* [Request]: In the data, extract each line that holds the string "تولید".

* [Available records]:

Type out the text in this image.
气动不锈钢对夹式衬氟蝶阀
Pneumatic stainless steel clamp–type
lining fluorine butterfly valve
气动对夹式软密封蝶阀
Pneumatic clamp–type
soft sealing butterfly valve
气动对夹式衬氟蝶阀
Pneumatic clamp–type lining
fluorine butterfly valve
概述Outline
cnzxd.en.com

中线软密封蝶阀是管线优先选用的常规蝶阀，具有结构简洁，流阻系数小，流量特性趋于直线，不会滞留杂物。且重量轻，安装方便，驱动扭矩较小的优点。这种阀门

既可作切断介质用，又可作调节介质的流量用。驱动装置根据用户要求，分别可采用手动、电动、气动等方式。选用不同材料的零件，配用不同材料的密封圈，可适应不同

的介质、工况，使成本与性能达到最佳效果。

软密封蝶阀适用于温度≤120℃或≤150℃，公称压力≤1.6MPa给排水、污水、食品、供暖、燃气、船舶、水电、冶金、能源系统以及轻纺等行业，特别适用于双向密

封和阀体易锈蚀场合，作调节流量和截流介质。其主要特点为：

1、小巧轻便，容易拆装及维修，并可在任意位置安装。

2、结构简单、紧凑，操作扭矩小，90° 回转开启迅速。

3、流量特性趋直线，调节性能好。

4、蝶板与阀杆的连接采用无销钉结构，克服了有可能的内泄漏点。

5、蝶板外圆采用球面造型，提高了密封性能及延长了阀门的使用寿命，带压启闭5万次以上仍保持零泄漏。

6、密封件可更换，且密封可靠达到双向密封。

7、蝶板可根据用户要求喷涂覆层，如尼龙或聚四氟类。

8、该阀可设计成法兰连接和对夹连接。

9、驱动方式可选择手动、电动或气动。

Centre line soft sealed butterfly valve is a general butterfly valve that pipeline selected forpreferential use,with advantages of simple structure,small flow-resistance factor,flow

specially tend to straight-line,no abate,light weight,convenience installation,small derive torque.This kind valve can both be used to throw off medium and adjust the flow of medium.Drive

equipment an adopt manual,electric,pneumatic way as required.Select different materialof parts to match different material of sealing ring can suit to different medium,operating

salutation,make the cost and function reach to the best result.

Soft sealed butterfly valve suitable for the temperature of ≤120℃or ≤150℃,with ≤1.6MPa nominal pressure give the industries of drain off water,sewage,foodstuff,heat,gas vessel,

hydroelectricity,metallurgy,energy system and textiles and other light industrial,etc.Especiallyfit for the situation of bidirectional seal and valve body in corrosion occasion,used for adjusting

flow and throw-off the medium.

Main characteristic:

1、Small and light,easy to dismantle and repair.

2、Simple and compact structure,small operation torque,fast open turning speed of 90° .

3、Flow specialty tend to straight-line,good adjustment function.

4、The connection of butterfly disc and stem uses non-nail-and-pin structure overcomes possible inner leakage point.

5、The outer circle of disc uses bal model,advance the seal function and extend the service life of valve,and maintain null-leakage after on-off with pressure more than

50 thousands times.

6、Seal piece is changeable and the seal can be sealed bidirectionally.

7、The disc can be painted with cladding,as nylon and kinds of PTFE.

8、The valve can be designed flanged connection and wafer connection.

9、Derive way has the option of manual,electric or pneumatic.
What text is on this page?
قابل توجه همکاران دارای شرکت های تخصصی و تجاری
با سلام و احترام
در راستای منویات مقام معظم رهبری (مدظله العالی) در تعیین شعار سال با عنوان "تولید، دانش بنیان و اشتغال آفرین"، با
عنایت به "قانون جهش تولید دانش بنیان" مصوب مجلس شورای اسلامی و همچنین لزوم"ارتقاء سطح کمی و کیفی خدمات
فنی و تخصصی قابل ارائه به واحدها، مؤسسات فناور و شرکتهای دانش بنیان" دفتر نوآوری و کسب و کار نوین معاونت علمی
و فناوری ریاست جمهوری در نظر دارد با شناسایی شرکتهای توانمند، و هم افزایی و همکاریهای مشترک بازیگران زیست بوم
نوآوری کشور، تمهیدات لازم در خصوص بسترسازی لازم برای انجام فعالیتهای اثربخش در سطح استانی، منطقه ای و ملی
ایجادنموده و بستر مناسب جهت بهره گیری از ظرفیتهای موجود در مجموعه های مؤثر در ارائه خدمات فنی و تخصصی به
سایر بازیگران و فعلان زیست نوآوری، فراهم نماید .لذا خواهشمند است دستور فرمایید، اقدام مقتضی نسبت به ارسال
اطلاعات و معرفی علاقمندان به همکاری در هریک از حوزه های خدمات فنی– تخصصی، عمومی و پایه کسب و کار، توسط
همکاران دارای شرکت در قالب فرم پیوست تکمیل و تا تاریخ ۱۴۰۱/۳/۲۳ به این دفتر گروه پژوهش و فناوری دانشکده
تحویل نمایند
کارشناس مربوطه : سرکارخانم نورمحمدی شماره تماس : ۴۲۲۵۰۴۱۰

* [Task answer]:
در راستای منویات مقام معظم رهبری (مدظله العالی) در تعیین شعار سال با عنوان "تولید، دانش بنیان و اشتغال آفرین"، با
عنایت به "قانون جهش تولید دانش بنیان" مصوب مجلس شورای اسلامی و همچنین لزوم"ارتقاء سطح کمی و کیفی خدمات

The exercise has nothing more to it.